— start of Records to process —
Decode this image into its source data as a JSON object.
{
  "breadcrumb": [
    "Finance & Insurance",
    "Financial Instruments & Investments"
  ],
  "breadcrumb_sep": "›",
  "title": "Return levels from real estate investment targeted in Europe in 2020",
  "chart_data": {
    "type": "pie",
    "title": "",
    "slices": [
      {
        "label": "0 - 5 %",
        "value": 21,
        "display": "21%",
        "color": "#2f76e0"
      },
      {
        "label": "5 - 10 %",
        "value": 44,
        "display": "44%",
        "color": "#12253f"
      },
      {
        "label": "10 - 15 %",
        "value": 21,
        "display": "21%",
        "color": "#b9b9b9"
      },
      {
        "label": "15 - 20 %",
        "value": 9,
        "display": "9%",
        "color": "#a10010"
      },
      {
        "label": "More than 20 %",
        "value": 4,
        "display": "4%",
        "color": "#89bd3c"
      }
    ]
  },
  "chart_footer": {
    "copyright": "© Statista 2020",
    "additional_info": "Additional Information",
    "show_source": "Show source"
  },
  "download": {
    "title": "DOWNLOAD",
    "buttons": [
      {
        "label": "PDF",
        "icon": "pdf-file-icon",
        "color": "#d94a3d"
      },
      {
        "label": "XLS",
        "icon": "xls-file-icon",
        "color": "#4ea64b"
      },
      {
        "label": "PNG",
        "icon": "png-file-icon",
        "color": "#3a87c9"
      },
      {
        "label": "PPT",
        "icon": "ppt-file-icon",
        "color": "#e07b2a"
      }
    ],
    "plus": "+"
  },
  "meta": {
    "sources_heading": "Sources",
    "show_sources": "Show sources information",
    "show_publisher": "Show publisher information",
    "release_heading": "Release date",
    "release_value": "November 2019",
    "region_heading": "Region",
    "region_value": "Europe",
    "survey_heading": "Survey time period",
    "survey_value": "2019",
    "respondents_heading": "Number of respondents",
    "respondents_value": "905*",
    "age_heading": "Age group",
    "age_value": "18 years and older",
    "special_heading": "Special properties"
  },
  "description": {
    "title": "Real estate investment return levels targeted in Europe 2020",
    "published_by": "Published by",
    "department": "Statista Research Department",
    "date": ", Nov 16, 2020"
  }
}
— end of Records to process —
— start of Records to process —
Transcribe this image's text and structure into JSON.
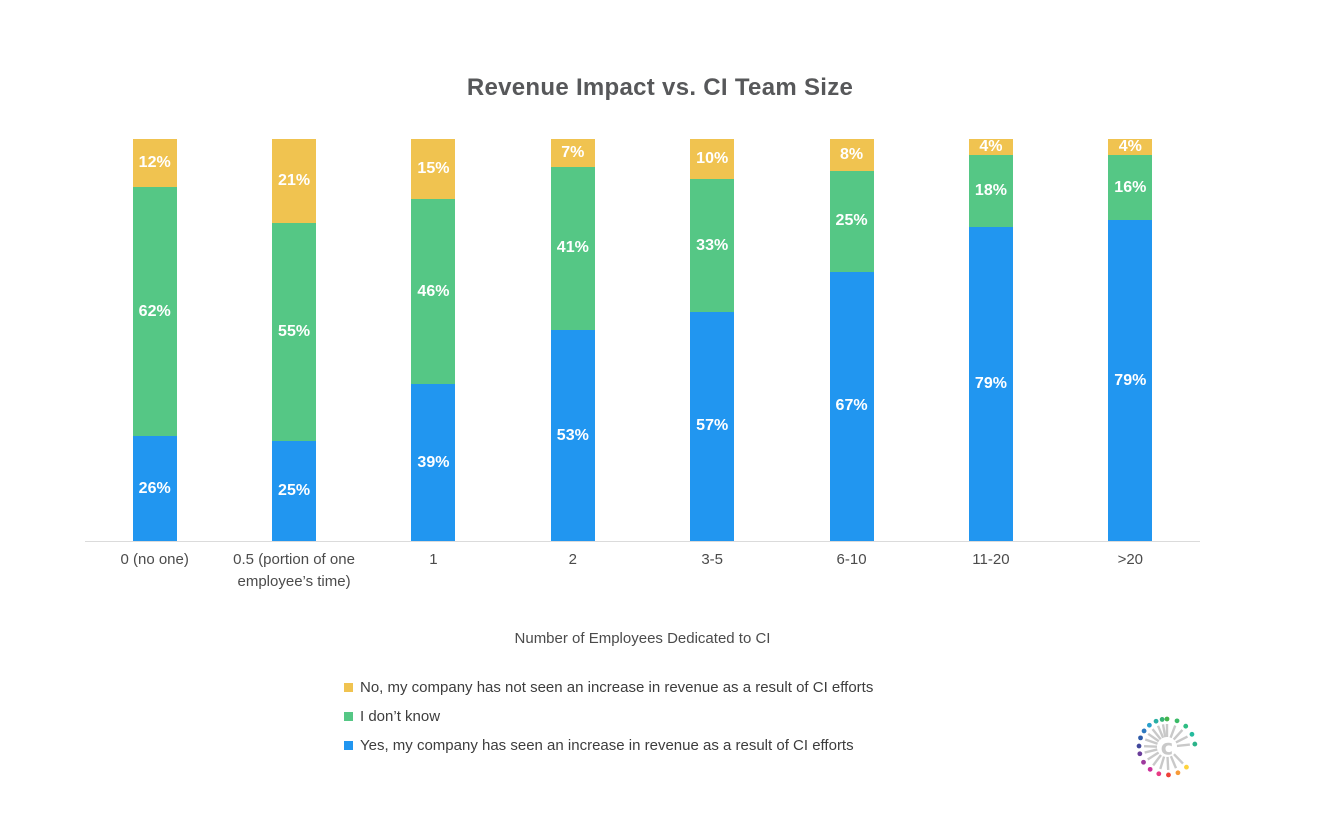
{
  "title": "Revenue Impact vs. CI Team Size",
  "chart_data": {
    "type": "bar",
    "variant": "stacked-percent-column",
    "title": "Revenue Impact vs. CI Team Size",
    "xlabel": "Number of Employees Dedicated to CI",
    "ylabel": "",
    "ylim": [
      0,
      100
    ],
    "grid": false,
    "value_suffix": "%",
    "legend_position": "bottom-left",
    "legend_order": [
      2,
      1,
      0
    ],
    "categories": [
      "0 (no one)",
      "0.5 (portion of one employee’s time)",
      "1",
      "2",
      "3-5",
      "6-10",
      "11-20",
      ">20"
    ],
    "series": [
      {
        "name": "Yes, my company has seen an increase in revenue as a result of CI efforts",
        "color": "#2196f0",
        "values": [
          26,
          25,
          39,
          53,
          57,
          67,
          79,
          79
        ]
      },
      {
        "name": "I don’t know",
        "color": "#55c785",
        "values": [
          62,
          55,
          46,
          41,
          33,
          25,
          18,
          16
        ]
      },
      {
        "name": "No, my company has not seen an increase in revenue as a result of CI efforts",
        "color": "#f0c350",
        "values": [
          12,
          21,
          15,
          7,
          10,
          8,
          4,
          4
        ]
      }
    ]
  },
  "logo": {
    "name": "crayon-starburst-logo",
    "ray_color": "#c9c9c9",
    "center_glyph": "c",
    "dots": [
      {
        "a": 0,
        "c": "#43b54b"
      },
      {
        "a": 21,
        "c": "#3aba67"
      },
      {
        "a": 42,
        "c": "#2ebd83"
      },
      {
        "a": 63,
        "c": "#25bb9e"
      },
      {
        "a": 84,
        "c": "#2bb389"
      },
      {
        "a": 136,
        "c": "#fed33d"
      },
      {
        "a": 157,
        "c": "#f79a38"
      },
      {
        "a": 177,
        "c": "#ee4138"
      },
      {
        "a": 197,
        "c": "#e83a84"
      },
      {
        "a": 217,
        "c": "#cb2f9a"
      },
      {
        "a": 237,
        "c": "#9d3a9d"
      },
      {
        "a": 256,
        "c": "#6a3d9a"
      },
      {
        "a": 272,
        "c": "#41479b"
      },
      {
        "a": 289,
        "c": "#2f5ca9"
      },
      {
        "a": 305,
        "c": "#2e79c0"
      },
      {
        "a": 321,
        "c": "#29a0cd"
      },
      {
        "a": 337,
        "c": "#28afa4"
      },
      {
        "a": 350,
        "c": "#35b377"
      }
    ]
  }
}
— end of Records to process —
The exercise: Copy each line of the data above that holds "this".

Complete response:
Decode this image into its source data as a JSON object.
Transcribe this image's text and structure into JSON.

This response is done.